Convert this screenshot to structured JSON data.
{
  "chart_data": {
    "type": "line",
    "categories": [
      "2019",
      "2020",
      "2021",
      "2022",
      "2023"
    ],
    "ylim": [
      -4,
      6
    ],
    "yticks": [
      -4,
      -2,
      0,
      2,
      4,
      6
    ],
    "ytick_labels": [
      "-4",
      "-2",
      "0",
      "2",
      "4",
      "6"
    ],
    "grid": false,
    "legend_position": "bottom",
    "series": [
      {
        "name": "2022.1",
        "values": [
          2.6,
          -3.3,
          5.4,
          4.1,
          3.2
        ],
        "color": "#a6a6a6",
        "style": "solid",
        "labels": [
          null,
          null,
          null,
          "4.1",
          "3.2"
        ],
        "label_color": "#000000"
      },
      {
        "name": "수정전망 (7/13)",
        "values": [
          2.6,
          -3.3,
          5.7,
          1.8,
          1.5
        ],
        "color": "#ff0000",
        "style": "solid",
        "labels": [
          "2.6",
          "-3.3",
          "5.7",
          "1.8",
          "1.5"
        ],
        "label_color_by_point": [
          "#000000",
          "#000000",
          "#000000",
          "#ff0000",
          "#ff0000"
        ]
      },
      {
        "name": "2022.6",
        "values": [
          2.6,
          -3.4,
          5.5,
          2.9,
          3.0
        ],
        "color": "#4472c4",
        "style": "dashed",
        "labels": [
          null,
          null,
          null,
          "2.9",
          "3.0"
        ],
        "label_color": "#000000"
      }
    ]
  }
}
───
EXERCISE TASK: Your task is to output the full set of records exactly as presented.

SOLUTION TO THE PROBLEM:
Convert this screenshot to structured JSON data.
{
  "chart_data": {
    "type": "line",
    "categories": [
      "2019",
      "2020",
      "2021",
      "2022",
      "2023"
    ],
    "ylim": [
      -4,
      6
    ],
    "yticks": [
      -4,
      -2,
      0,
      2,
      4,
      6
    ],
    "ytick_labels": [
      "-4",
      "-2",
      "0",
      "2",
      "4",
      "6"
    ],
    "grid": false,
    "legend_position": "bottom",
    "series": [
      {
        "name": "2022.1",
        "values": [
          2.6,
          -3.3,
          5.4,
          4.1,
          3.2
        ],
        "color": "#a6a6a6",
        "style": "solid",
        "labels": [
          null,
          null,
          null,
          "4.1",
          "3.2"
        ],
        "label_color": "#000000"
      },
      {
        "name": "수정전망 (7/13)",
        "values": [
          2.6,
          -3.3,
          5.7,
          1.8,
          1.5
        ],
        "color": "#ff0000",
        "style": "solid",
        "labels": [
          "2.6",
          "-3.3",
          "5.7",
          "1.8",
          "1.5"
        ],
        "label_color_by_point": [
          "#000000",
          "#000000",
          "#000000",
          "#ff0000",
          "#ff0000"
        ]
      },
      {
        "name": "2022.6",
        "values": [
          2.6,
          -3.4,
          5.5,
          2.9,
          3.0
        ],
        "color": "#4472c4",
        "style": "dashed",
        "labels": [
          null,
          null,
          null,
          "2.9",
          "3.0"
        ],
        "label_color": "#000000"
      }
    ]
  }
}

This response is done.